(Stored records)
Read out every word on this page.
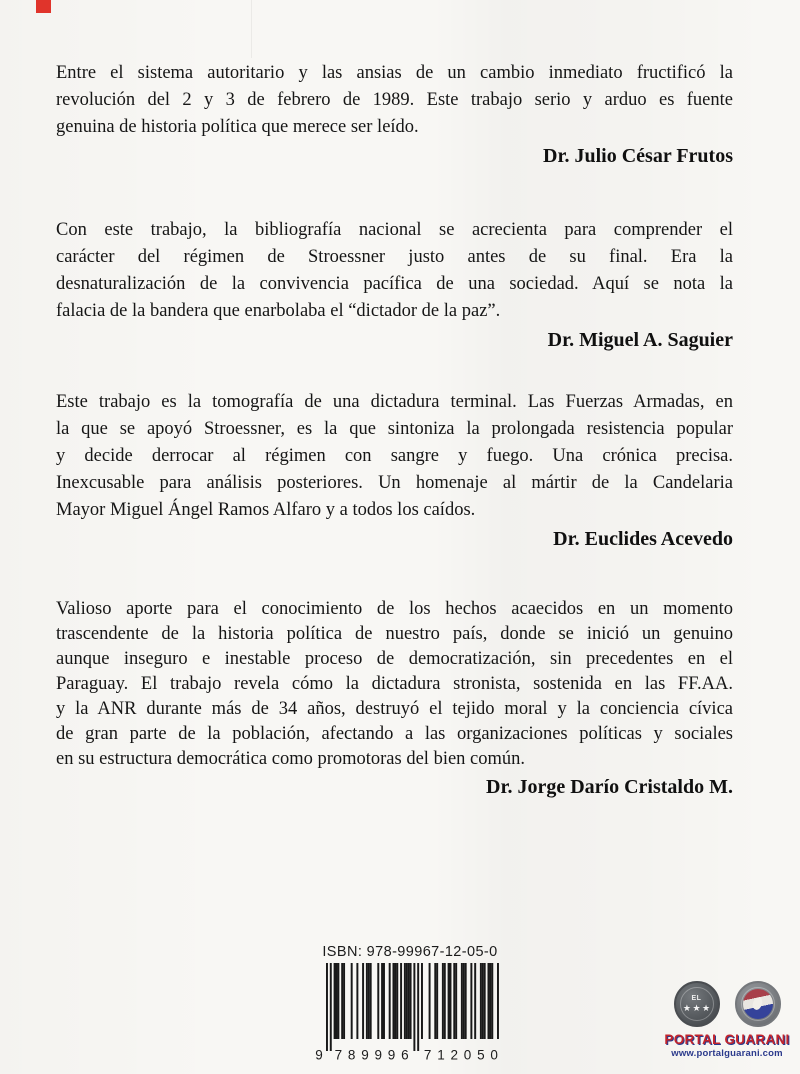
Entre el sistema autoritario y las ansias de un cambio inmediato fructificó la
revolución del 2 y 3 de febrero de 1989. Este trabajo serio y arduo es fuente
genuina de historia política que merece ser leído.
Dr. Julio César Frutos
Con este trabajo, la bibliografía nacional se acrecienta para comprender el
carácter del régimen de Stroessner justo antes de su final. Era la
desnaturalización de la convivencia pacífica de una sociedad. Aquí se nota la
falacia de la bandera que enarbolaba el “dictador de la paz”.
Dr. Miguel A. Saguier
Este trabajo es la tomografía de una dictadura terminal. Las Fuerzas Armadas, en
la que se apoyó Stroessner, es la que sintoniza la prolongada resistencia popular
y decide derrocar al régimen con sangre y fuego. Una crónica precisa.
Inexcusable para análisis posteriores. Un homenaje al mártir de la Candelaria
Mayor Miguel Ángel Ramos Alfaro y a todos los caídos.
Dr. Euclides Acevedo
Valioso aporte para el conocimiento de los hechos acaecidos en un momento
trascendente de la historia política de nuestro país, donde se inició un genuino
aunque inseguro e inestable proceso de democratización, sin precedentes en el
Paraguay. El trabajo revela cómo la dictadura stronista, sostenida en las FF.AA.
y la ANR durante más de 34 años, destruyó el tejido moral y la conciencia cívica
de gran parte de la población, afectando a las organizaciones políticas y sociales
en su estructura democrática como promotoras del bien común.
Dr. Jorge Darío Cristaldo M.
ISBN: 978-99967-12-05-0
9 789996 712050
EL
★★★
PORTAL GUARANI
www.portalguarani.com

* * *

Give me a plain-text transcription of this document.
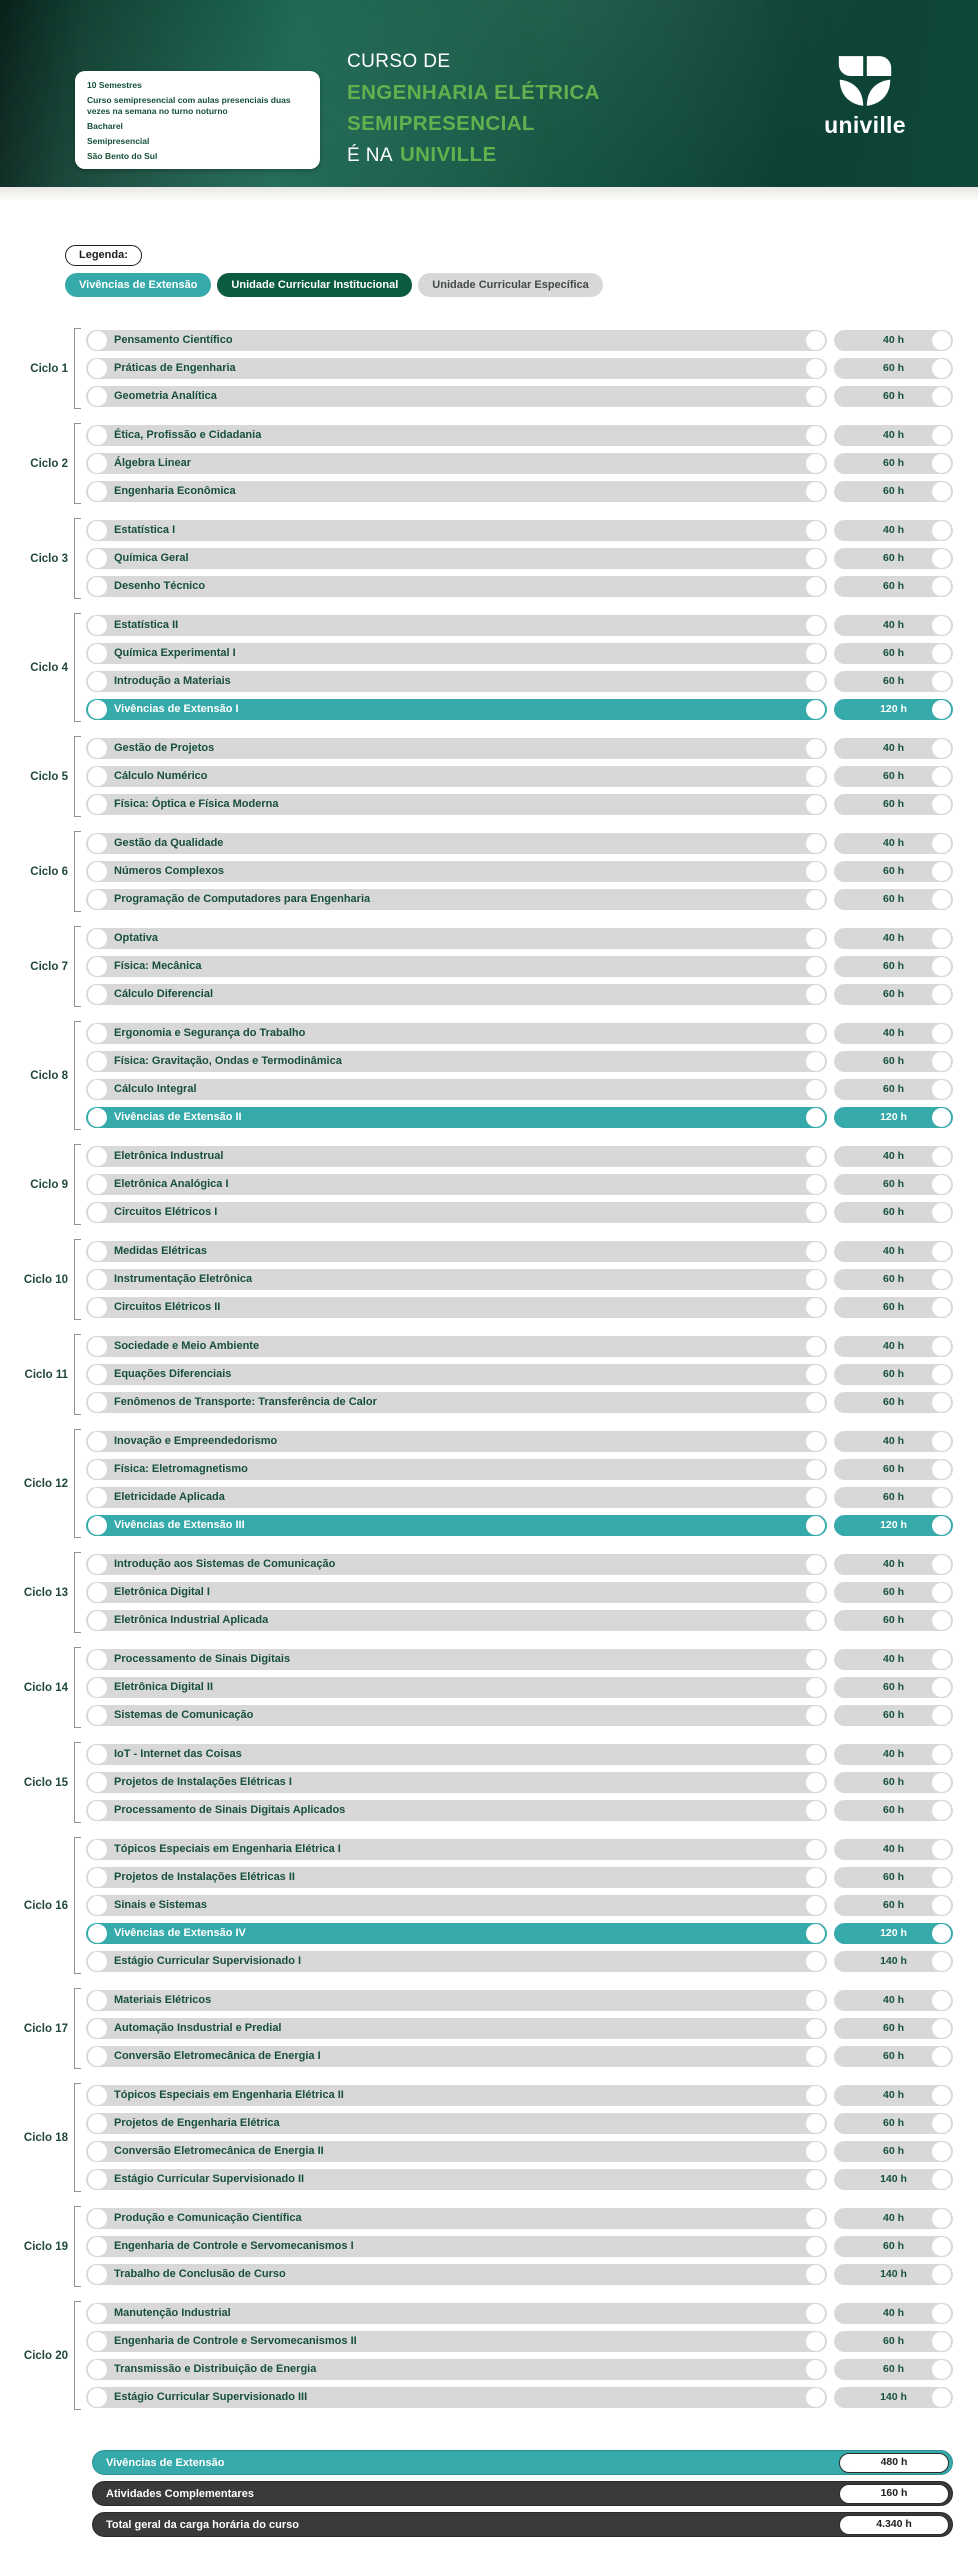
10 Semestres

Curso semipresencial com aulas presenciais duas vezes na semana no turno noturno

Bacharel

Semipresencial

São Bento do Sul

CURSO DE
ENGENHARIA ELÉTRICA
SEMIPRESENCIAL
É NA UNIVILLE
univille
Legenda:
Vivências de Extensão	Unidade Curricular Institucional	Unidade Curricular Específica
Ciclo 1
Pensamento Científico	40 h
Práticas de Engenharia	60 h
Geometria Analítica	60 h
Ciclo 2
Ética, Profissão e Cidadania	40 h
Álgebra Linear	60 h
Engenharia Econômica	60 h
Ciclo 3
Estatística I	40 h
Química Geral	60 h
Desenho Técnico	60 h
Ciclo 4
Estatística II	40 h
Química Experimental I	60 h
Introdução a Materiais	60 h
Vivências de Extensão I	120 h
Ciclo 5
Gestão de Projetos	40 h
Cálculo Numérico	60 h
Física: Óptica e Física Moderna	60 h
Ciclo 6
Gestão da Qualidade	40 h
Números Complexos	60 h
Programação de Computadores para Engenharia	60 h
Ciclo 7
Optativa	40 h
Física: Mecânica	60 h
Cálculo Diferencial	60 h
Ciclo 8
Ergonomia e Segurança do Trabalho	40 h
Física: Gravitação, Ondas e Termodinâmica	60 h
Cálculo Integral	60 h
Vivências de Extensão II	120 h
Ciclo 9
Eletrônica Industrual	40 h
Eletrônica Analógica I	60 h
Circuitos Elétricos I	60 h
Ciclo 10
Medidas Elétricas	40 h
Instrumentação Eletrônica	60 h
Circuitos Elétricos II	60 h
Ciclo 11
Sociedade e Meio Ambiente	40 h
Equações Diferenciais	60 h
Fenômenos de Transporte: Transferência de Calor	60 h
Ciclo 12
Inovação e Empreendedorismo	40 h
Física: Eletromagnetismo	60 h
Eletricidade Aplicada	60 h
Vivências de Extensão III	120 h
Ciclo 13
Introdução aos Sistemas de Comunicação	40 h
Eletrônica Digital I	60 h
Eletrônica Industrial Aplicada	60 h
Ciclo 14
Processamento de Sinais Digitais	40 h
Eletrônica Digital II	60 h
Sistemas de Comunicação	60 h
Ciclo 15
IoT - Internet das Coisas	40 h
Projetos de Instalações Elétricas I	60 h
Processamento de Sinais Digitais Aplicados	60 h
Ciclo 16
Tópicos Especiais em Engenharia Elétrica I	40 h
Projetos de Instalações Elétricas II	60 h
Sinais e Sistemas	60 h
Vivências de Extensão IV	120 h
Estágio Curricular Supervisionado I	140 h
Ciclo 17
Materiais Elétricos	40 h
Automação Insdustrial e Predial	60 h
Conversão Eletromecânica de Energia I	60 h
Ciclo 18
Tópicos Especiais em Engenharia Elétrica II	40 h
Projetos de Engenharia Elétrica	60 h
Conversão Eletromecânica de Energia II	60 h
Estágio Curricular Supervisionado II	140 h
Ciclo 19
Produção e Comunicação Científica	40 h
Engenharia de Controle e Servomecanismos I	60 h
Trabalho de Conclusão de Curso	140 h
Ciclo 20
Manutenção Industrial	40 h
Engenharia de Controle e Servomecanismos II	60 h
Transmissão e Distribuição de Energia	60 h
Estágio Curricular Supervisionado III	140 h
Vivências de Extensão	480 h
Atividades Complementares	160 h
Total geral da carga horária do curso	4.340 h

■ Given instruction: State the number of lines above that hold the string "Cálculo", with nothing added.

■ Response to the exercise: 3